» **GIVEN DATA**:
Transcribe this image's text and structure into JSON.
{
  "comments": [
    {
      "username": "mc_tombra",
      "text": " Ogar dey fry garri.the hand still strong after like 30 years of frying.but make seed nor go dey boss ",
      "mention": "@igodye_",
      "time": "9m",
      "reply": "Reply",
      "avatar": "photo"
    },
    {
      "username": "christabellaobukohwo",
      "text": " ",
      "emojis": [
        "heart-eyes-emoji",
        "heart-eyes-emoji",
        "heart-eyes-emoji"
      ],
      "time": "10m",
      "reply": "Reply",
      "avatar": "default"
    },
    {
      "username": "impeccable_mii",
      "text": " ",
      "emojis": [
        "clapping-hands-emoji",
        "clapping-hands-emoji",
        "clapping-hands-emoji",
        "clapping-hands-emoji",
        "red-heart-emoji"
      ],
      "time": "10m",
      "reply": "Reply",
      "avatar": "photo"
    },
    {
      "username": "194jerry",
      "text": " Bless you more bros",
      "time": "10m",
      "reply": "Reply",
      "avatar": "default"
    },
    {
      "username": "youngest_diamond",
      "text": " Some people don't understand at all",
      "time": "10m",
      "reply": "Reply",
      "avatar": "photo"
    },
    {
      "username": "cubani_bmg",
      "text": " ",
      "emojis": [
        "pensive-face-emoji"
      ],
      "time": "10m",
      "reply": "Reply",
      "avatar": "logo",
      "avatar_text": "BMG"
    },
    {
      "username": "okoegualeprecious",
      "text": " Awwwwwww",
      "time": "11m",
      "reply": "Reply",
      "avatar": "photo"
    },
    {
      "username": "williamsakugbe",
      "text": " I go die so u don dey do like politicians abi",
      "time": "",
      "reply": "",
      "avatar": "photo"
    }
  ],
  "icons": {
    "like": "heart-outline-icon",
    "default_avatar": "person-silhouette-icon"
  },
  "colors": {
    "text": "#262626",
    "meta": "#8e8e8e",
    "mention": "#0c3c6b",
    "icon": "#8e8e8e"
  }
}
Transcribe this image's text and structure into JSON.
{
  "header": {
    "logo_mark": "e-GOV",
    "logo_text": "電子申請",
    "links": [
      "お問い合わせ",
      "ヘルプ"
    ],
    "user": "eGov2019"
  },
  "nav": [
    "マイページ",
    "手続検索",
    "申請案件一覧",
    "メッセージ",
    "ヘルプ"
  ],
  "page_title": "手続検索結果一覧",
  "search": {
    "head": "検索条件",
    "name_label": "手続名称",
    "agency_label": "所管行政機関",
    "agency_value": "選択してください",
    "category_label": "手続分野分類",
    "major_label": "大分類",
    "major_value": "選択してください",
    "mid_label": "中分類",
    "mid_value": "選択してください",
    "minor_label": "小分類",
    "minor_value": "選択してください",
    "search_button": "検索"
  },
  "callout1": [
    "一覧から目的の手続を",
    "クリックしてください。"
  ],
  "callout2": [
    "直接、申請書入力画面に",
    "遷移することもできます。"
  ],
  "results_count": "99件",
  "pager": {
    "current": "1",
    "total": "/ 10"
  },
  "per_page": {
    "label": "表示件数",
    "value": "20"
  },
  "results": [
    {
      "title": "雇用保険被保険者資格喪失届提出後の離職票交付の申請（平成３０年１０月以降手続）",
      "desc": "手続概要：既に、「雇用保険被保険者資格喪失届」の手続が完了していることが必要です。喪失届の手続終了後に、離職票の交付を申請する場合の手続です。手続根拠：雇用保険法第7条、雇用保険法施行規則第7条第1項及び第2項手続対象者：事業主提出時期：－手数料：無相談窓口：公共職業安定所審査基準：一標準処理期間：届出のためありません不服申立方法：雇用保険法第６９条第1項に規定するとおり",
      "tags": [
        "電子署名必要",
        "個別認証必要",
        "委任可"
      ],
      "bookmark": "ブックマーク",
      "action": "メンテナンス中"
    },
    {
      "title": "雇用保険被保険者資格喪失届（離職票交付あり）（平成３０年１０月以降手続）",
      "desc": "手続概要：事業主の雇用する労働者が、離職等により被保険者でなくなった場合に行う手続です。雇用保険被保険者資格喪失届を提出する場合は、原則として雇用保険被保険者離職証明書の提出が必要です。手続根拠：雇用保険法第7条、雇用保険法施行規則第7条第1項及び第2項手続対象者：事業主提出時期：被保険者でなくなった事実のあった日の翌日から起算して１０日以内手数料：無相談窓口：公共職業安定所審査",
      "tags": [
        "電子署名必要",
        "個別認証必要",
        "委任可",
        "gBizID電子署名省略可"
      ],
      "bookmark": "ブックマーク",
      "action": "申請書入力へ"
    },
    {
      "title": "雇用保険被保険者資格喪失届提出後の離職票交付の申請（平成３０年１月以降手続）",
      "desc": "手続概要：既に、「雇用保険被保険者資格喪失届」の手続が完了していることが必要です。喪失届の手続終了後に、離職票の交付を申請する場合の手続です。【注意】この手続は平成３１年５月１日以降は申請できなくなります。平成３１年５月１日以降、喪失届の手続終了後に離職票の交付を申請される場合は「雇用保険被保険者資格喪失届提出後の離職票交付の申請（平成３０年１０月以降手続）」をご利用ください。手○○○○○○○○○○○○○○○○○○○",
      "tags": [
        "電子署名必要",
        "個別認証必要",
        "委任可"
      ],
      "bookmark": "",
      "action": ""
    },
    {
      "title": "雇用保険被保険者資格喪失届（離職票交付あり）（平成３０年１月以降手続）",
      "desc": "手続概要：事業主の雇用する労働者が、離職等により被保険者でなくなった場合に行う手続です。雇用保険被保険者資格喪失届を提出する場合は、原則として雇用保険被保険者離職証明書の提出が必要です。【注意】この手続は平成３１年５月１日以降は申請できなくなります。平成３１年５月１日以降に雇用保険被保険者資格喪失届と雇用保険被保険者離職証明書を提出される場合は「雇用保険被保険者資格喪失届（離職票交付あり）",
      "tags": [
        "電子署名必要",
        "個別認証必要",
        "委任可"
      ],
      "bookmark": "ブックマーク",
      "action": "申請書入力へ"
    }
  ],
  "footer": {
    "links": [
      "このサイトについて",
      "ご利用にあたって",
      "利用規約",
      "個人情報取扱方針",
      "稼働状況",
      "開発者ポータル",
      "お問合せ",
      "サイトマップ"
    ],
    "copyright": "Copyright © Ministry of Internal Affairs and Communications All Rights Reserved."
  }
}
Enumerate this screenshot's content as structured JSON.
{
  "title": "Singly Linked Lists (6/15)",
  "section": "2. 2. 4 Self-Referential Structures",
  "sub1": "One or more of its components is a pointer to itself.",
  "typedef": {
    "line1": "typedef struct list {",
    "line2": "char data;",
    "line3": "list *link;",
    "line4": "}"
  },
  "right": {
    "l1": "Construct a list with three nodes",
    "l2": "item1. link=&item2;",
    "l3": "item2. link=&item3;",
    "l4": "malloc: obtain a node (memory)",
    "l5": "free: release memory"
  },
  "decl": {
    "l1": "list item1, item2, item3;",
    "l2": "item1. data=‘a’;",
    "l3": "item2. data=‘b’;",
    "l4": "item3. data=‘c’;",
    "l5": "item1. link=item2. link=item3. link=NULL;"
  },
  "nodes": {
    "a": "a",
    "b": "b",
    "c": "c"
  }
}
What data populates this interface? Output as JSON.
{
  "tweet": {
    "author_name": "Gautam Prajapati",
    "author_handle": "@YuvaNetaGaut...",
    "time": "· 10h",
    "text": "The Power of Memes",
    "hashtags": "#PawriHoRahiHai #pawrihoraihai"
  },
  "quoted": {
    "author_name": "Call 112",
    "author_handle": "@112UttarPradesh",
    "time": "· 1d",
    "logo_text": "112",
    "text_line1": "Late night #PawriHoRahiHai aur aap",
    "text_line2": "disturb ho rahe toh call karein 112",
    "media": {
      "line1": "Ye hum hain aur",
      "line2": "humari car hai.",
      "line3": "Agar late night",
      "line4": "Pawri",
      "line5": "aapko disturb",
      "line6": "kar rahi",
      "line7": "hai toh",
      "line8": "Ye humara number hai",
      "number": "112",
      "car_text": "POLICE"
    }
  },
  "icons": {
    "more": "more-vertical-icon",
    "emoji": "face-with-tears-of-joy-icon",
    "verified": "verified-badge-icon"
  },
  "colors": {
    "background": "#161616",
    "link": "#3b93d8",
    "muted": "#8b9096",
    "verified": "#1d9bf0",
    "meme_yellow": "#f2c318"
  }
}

» **CHALLENGE**: Copy out each line of the records where the string "night" appears.

» **THE RESULT**:
    "text_line1": "Late night #PawriHoRahiHai aur aap",
      "line3": "Agar late night",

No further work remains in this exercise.